TASK DESCRIPTION: Return the entries below in their exact form, leaving the pictures out.

INPUT DATA:
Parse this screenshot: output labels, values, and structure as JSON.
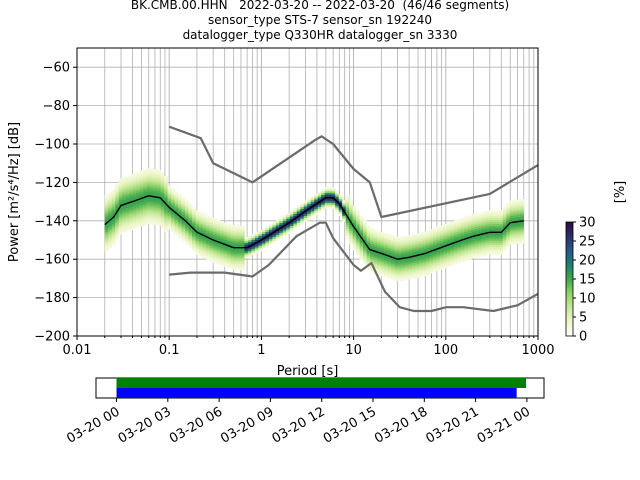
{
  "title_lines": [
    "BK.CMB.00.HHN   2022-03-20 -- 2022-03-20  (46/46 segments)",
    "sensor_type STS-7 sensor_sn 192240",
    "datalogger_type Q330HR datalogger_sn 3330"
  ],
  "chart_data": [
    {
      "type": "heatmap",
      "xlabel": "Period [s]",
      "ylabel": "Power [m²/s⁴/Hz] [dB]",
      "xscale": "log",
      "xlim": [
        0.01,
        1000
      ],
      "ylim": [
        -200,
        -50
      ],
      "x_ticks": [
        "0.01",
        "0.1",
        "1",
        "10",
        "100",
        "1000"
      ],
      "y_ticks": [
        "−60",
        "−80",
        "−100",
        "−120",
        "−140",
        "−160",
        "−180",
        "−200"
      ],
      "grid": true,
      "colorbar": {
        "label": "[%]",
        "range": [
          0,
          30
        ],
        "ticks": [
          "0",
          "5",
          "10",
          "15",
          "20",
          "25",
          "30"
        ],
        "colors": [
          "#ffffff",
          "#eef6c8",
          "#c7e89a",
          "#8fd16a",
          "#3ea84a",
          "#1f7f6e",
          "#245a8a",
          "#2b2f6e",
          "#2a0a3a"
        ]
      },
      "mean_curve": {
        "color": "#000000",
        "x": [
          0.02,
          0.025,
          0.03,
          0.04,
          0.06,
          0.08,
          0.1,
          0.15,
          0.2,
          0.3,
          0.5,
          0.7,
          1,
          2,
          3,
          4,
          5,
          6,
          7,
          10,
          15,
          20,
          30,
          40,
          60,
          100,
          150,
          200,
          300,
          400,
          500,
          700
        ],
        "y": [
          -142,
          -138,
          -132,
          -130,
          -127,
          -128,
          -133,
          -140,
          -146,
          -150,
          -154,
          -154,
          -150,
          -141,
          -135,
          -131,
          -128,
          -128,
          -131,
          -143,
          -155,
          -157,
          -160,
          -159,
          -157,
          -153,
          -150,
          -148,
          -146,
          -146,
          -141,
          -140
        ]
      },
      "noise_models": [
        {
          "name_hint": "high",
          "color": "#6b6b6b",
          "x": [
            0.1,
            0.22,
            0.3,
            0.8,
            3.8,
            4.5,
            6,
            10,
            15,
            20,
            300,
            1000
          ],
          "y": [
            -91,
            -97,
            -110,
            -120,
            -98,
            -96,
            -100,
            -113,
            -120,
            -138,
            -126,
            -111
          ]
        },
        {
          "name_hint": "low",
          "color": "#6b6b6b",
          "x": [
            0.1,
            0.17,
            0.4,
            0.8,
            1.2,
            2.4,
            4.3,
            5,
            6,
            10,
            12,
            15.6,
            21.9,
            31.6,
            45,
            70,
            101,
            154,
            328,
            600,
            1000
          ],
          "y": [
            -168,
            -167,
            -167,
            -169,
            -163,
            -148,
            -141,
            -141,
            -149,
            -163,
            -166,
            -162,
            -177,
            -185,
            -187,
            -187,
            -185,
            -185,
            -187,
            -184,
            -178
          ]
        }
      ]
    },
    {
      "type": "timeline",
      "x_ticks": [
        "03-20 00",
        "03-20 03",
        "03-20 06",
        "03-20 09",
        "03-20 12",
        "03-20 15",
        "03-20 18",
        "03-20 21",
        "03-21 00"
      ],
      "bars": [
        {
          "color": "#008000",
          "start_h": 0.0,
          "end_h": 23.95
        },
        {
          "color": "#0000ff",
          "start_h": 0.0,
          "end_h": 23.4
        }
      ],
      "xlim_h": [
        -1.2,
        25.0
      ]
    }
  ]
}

THE REPLY:
Parse this screenshot: output labels, values, and structure as JSON.
{
  "title_lines": [
    "BK.CMB.00.HHN   2022-03-20 -- 2022-03-20  (46/46 segments)",
    "sensor_type STS-7 sensor_sn 192240",
    "datalogger_type Q330HR datalogger_sn 3330"
  ],
  "chart_data": [
    {
      "type": "heatmap",
      "xlabel": "Period [s]",
      "ylabel": "Power [m²/s⁴/Hz] [dB]",
      "xscale": "log",
      "xlim": [
        0.01,
        1000
      ],
      "ylim": [
        -200,
        -50
      ],
      "x_ticks": [
        "0.01",
        "0.1",
        "1",
        "10",
        "100",
        "1000"
      ],
      "y_ticks": [
        "−60",
        "−80",
        "−100",
        "−120",
        "−140",
        "−160",
        "−180",
        "−200"
      ],
      "grid": true,
      "colorbar": {
        "label": "[%]",
        "range": [
          0,
          30
        ],
        "ticks": [
          "0",
          "5",
          "10",
          "15",
          "20",
          "25",
          "30"
        ],
        "colors": [
          "#ffffff",
          "#eef6c8",
          "#c7e89a",
          "#8fd16a",
          "#3ea84a",
          "#1f7f6e",
          "#245a8a",
          "#2b2f6e",
          "#2a0a3a"
        ]
      },
      "mean_curve": {
        "color": "#000000",
        "x": [
          0.02,
          0.025,
          0.03,
          0.04,
          0.06,
          0.08,
          0.1,
          0.15,
          0.2,
          0.3,
          0.5,
          0.7,
          1,
          2,
          3,
          4,
          5,
          6,
          7,
          10,
          15,
          20,
          30,
          40,
          60,
          100,
          150,
          200,
          300,
          400,
          500,
          700
        ],
        "y": [
          -142,
          -138,
          -132,
          -130,
          -127,
          -128,
          -133,
          -140,
          -146,
          -150,
          -154,
          -154,
          -150,
          -141,
          -135,
          -131,
          -128,
          -128,
          -131,
          -143,
          -155,
          -157,
          -160,
          -159,
          -157,
          -153,
          -150,
          -148,
          -146,
          -146,
          -141,
          -140
        ]
      },
      "noise_models": [
        {
          "name_hint": "high",
          "color": "#6b6b6b",
          "x": [
            0.1,
            0.22,
            0.3,
            0.8,
            3.8,
            4.5,
            6,
            10,
            15,
            20,
            300,
            1000
          ],
          "y": [
            -91,
            -97,
            -110,
            -120,
            -98,
            -96,
            -100,
            -113,
            -120,
            -138,
            -126,
            -111
          ]
        },
        {
          "name_hint": "low",
          "color": "#6b6b6b",
          "x": [
            0.1,
            0.17,
            0.4,
            0.8,
            1.2,
            2.4,
            4.3,
            5,
            6,
            10,
            12,
            15.6,
            21.9,
            31.6,
            45,
            70,
            101,
            154,
            328,
            600,
            1000
          ],
          "y": [
            -168,
            -167,
            -167,
            -169,
            -163,
            -148,
            -141,
            -141,
            -149,
            -163,
            -166,
            -162,
            -177,
            -185,
            -187,
            -187,
            -185,
            -185,
            -187,
            -184,
            -178
          ]
        }
      ]
    },
    {
      "type": "timeline",
      "x_ticks": [
        "03-20 00",
        "03-20 03",
        "03-20 06",
        "03-20 09",
        "03-20 12",
        "03-20 15",
        "03-20 18",
        "03-20 21",
        "03-21 00"
      ],
      "bars": [
        {
          "color": "#008000",
          "start_h": 0.0,
          "end_h": 23.95
        },
        {
          "color": "#0000ff",
          "start_h": 0.0,
          "end_h": 23.4
        }
      ],
      "xlim_h": [
        -1.2,
        25.0
      ]
    }
  ]
}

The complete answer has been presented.